Required work – Copy each line exactly. Drop every picture.

┄┄┄┄┄┄

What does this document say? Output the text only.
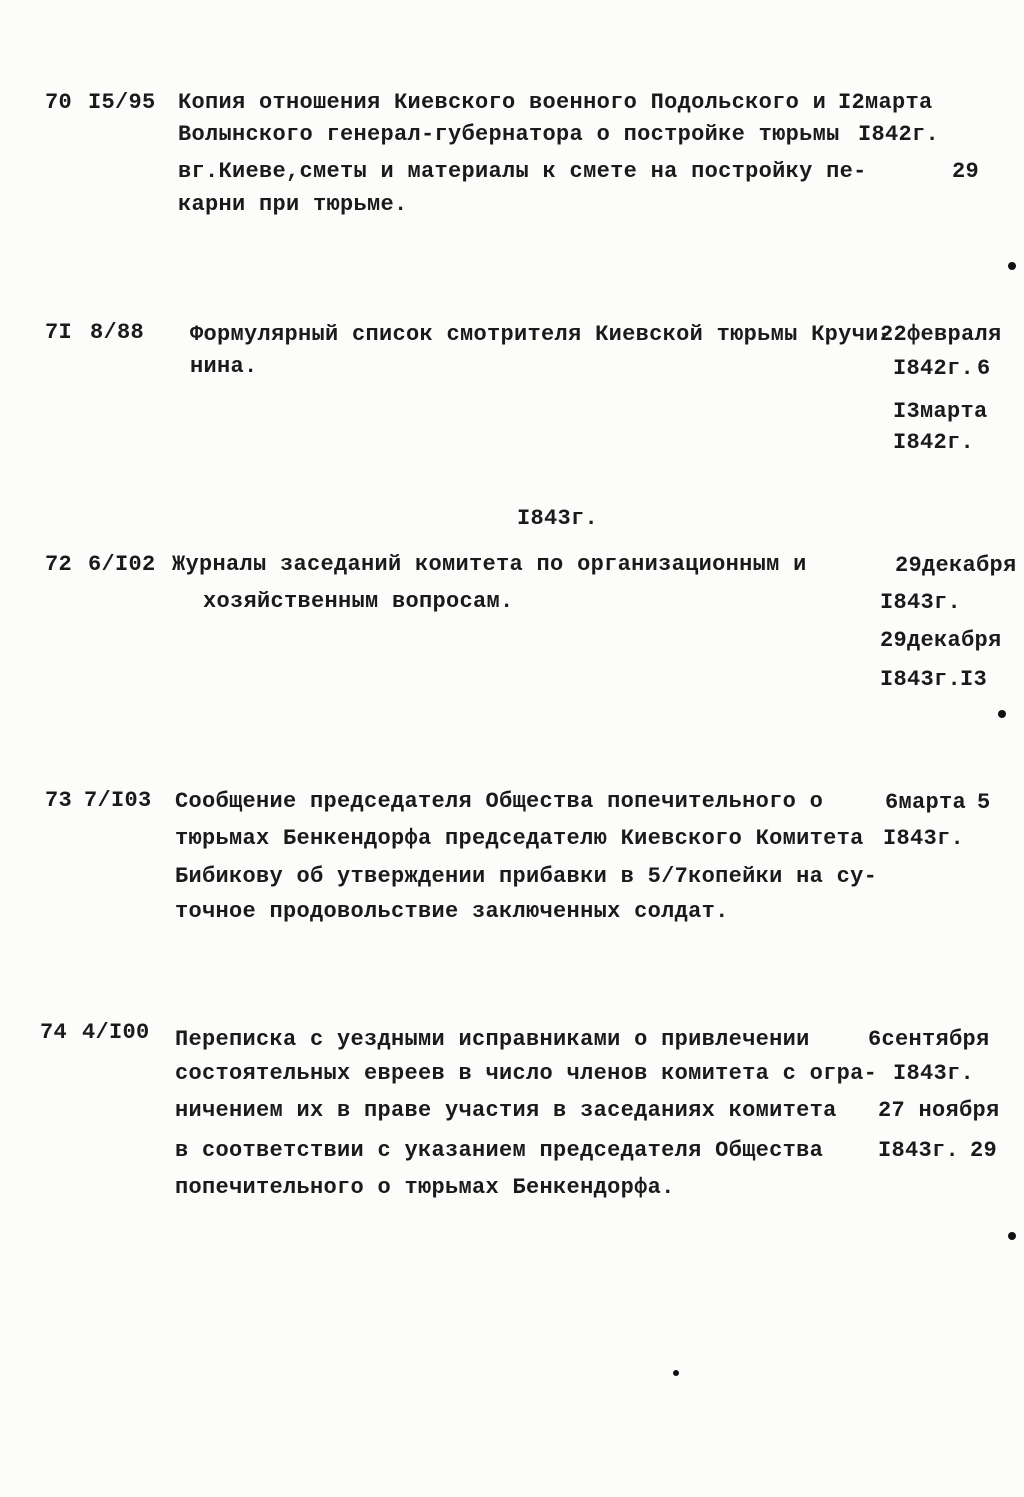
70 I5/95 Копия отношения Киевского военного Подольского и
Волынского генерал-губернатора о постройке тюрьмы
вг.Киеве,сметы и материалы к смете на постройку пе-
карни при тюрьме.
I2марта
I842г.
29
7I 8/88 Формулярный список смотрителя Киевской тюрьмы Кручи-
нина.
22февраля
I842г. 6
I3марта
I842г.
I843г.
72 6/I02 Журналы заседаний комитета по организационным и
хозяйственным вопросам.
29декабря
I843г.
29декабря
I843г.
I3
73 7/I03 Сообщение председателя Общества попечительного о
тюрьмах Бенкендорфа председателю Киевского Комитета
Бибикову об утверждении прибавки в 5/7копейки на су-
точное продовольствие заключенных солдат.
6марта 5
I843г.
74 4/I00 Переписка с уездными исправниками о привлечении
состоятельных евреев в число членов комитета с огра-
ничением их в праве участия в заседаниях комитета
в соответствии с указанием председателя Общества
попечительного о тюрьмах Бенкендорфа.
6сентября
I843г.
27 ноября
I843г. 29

┄┄┄┄┄┄

Solution –
What does this document say? Output the text only.
70 I5/95 Копия отношения Киевского военного Подольского и
Волынского генерал-губернатора о постройке тюрьмы
вг.Киеве,сметы и материалы к смете на постройку пе-
карни при тюрьме.
I2марта
I842г.
29
7I 8/88 Формулярный список смотрителя Киевской тюрьмы Кручи-
нина.
22февраля
I842г. 6
I3марта
I842г.
I843г.
72 6/I02 Журналы заседаний комитета по организационным и
хозяйственным вопросам.
29декабря
I843г.
29декабря
I843г.
I3
73 7/I03 Сообщение председателя Общества попечительного о
тюрьмах Бенкендорфа председателю Киевского Комитета
Бибикову об утверждении прибавки в 5/7копейки на су-
точное продовольствие заключенных солдат.
6марта 5
I843г.
74 4/I00 Переписка с уездными исправниками о привлечении
состоятельных евреев в число членов комитета с огра-
ничением их в праве участия в заседаниях комитета
в соответствии с указанием председателя Общества
попечительного о тюрьмах Бенкендорфа.
6сентября
I843г.
27 ноября
I843г. 29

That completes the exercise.